--- START PROVIDED RECORDS ---

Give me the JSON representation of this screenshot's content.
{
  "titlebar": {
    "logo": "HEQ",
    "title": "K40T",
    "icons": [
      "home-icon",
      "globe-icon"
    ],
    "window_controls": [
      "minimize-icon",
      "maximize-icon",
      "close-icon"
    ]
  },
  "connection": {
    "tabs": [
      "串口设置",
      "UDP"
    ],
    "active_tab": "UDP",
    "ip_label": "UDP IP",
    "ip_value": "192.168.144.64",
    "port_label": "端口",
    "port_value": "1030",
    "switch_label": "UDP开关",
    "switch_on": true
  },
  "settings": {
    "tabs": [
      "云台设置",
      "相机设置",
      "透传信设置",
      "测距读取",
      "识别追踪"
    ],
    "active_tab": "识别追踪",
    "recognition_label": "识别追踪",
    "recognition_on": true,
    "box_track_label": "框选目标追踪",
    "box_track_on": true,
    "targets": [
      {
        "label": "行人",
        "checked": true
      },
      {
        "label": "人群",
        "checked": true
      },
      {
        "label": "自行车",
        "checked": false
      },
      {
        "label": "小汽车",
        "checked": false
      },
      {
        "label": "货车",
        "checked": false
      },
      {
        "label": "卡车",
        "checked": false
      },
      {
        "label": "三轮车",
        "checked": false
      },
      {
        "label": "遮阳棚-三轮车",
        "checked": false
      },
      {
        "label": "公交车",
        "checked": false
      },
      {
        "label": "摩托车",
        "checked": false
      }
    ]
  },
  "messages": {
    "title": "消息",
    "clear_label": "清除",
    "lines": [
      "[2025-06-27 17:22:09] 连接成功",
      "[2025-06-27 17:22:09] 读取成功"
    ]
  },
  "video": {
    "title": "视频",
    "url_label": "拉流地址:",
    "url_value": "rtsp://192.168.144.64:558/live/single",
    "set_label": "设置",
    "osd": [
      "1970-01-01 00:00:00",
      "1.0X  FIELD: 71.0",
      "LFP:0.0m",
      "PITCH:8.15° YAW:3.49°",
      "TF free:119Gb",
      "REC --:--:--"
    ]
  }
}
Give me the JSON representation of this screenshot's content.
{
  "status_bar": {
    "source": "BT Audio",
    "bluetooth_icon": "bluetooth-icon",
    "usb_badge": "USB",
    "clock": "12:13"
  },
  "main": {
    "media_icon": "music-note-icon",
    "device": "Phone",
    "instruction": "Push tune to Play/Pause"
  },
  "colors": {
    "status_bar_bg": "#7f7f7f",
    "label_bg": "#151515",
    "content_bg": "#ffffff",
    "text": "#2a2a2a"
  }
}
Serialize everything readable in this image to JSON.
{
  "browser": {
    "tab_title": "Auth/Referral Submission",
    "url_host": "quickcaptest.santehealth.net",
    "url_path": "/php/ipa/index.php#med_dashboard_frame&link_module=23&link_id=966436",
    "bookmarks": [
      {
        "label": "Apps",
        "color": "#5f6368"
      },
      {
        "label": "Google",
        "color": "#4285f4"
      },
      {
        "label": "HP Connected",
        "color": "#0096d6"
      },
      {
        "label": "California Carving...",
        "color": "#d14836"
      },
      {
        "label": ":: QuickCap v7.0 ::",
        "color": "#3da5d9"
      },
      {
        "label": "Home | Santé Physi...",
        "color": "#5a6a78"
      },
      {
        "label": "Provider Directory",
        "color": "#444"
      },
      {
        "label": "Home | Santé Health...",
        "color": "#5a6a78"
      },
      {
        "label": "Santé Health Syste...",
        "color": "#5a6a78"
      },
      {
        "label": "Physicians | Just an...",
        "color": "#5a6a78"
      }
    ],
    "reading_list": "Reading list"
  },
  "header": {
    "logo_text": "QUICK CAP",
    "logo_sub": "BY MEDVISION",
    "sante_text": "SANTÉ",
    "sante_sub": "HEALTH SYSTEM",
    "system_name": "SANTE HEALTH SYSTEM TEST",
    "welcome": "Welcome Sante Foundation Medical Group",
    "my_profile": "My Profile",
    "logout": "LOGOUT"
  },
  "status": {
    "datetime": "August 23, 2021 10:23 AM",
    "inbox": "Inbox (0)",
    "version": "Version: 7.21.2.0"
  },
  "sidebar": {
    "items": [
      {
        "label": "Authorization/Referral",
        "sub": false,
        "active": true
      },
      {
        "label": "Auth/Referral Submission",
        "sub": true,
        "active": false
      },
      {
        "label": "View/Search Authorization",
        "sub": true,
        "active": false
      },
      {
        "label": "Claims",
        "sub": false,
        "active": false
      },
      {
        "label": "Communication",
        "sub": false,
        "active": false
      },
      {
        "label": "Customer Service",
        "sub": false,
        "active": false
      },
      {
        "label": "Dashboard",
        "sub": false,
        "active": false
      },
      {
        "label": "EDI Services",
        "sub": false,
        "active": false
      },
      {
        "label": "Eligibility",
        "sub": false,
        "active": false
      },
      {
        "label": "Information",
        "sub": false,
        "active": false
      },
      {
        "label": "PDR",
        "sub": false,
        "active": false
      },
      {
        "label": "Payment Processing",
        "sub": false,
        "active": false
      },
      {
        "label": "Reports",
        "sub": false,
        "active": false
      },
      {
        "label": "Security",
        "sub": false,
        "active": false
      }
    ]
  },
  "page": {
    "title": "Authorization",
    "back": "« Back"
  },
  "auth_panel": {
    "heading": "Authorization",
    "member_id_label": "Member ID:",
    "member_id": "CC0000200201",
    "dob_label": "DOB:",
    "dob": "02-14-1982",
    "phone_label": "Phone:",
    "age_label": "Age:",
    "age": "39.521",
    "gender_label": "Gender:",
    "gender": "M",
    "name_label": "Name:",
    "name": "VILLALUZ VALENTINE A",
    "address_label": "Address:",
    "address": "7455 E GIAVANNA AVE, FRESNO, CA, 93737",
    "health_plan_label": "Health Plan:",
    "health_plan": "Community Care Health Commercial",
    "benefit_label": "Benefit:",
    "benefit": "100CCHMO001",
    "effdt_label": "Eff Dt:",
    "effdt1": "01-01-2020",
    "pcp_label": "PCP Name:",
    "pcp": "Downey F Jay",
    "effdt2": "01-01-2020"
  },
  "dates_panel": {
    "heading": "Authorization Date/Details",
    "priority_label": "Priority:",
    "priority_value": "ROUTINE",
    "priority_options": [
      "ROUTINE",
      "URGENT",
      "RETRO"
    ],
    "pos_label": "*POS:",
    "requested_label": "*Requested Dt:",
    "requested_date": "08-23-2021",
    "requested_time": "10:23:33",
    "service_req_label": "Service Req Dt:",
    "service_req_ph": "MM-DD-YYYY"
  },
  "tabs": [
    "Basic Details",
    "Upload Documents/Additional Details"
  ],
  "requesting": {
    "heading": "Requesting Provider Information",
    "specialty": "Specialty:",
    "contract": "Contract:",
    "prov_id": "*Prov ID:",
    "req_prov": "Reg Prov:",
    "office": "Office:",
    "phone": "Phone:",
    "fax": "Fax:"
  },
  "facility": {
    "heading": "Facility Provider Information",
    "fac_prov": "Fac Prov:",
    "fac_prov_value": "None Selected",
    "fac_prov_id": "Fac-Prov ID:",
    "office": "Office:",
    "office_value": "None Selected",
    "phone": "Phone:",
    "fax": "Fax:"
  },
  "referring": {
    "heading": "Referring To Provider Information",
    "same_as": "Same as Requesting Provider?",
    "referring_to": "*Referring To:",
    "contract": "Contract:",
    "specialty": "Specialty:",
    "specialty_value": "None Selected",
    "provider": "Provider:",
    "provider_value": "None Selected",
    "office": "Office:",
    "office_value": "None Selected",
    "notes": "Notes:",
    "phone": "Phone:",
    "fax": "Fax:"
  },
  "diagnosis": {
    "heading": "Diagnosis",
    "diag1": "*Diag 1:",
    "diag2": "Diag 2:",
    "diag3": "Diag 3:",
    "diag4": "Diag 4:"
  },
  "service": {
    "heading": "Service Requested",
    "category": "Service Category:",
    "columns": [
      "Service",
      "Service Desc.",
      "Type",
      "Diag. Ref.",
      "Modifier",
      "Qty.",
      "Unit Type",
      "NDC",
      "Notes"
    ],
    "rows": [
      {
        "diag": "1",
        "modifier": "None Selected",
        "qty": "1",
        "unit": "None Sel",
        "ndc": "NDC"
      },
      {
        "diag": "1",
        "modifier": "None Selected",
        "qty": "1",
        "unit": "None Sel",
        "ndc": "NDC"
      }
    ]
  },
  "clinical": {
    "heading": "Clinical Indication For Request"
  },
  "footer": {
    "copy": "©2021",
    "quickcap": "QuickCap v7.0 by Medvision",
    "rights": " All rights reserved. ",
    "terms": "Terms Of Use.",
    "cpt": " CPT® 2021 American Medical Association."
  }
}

--- END PROVIDED RECORDS ---

_AIM_.
Look through the entries above and report each line where the string "Medical" occurs.

_ANSWER TO THIS PROBLEM_.
    "welcome": "Welcome Sante Foundation Medical Group",
    "cpt": " CPT® 2021 American Medical Association."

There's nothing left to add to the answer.